| Stated task |
Write out all lines holding the word "z₁z₂".

[Saved entries]
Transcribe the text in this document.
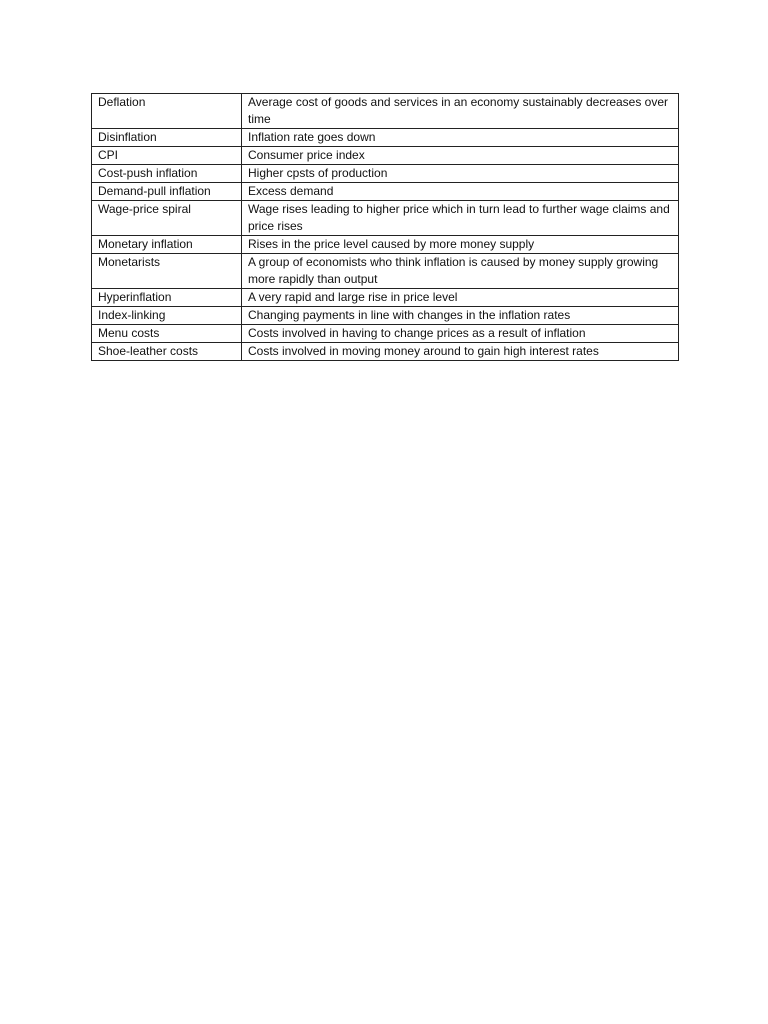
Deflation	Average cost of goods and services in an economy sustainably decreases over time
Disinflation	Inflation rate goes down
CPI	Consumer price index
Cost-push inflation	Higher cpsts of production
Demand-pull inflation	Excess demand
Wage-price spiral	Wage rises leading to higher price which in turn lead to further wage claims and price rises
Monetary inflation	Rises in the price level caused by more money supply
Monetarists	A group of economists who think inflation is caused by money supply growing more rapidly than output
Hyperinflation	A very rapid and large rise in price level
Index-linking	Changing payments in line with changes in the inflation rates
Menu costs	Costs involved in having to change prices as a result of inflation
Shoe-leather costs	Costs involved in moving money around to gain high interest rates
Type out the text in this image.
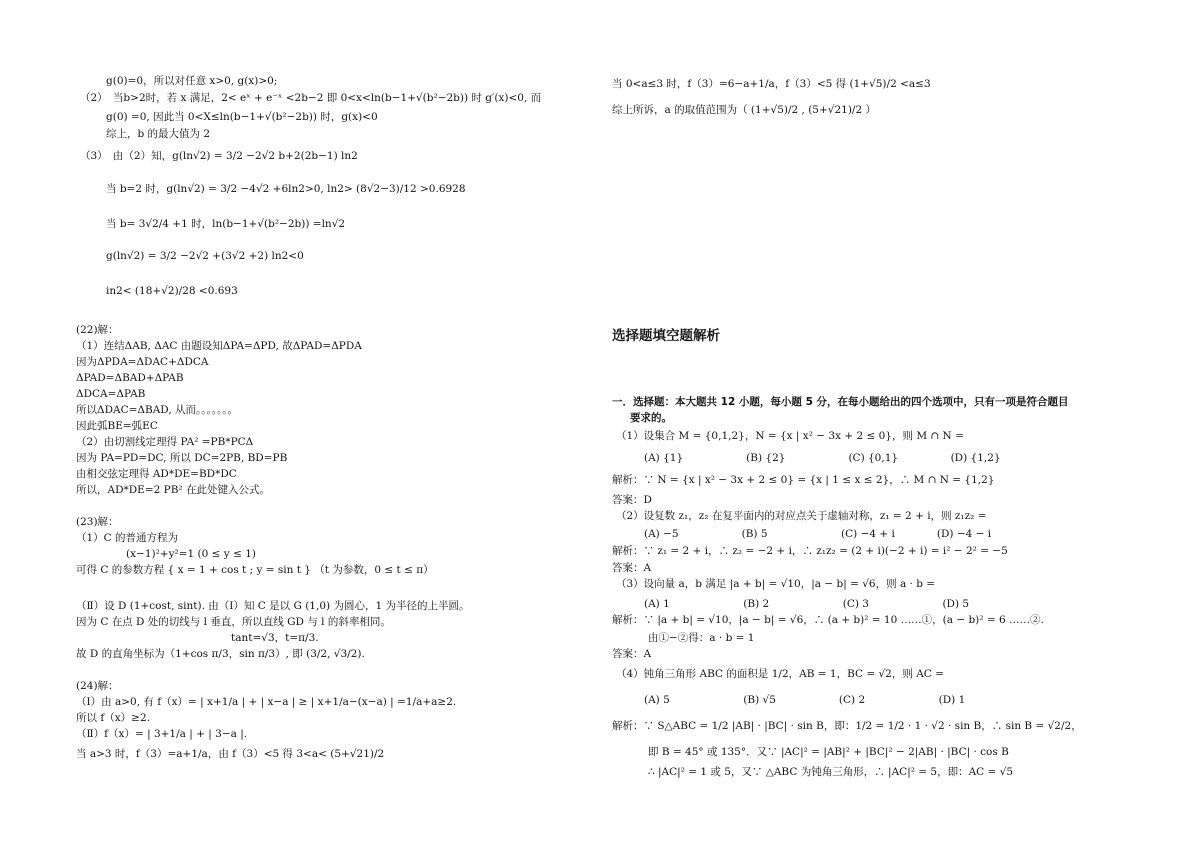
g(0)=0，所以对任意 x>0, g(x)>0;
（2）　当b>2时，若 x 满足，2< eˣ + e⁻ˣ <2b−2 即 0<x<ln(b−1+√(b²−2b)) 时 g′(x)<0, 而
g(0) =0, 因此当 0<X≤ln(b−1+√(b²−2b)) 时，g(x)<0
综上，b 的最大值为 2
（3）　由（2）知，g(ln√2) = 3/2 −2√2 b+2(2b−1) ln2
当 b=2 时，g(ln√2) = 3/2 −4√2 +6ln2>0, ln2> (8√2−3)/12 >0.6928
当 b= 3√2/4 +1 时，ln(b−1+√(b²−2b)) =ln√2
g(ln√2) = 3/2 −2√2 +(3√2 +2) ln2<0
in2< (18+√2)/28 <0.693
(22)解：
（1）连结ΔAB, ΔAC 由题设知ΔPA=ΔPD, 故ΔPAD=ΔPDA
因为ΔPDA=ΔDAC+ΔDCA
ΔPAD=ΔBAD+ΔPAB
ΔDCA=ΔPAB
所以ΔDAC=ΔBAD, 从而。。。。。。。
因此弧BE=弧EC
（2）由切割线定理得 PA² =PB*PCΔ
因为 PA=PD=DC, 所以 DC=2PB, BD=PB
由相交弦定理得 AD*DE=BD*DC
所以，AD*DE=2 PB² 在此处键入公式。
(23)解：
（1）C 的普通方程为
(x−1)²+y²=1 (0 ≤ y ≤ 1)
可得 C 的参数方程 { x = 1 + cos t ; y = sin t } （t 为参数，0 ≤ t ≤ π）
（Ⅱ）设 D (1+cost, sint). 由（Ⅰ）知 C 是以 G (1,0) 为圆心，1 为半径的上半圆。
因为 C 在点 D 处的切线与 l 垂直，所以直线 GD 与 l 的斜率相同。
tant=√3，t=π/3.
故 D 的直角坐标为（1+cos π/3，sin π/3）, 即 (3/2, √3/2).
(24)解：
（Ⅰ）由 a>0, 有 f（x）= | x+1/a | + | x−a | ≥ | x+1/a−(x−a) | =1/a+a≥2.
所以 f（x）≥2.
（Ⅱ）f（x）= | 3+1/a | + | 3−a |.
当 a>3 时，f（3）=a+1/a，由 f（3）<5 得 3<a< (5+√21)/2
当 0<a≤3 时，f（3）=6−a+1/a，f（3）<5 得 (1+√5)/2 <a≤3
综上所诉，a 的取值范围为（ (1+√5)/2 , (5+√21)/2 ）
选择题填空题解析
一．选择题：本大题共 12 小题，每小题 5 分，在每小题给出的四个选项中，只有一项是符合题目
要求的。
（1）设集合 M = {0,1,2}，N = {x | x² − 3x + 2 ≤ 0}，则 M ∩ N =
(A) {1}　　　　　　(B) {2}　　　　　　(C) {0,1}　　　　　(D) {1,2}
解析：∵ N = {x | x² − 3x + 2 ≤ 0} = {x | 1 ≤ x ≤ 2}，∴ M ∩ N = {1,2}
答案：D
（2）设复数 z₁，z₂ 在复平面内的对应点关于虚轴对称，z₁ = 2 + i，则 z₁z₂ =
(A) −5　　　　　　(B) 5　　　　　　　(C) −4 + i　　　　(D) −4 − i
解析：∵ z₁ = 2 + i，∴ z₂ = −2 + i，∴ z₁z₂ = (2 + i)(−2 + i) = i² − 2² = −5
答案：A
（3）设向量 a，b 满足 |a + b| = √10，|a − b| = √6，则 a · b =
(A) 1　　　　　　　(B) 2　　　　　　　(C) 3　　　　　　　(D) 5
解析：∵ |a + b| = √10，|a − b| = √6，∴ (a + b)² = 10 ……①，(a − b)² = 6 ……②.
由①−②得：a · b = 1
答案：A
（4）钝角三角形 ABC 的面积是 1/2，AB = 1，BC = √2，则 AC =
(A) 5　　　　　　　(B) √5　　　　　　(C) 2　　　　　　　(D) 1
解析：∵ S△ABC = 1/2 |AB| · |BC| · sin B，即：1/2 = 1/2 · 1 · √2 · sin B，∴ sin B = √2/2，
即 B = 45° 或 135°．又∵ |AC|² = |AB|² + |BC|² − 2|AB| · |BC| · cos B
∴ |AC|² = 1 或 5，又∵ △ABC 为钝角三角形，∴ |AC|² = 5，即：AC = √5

| Exercise response |
（2）设复数 z₁，z₂ 在复平面内的对应点关于虚轴对称，z₁ = 2 + i，则 z₁z₂ =
解析：∵ z₁ = 2 + i，∴ z₂ = −2 + i，∴ z₁z₂ = (2 + i)(−2 + i) = i² − 2² = −5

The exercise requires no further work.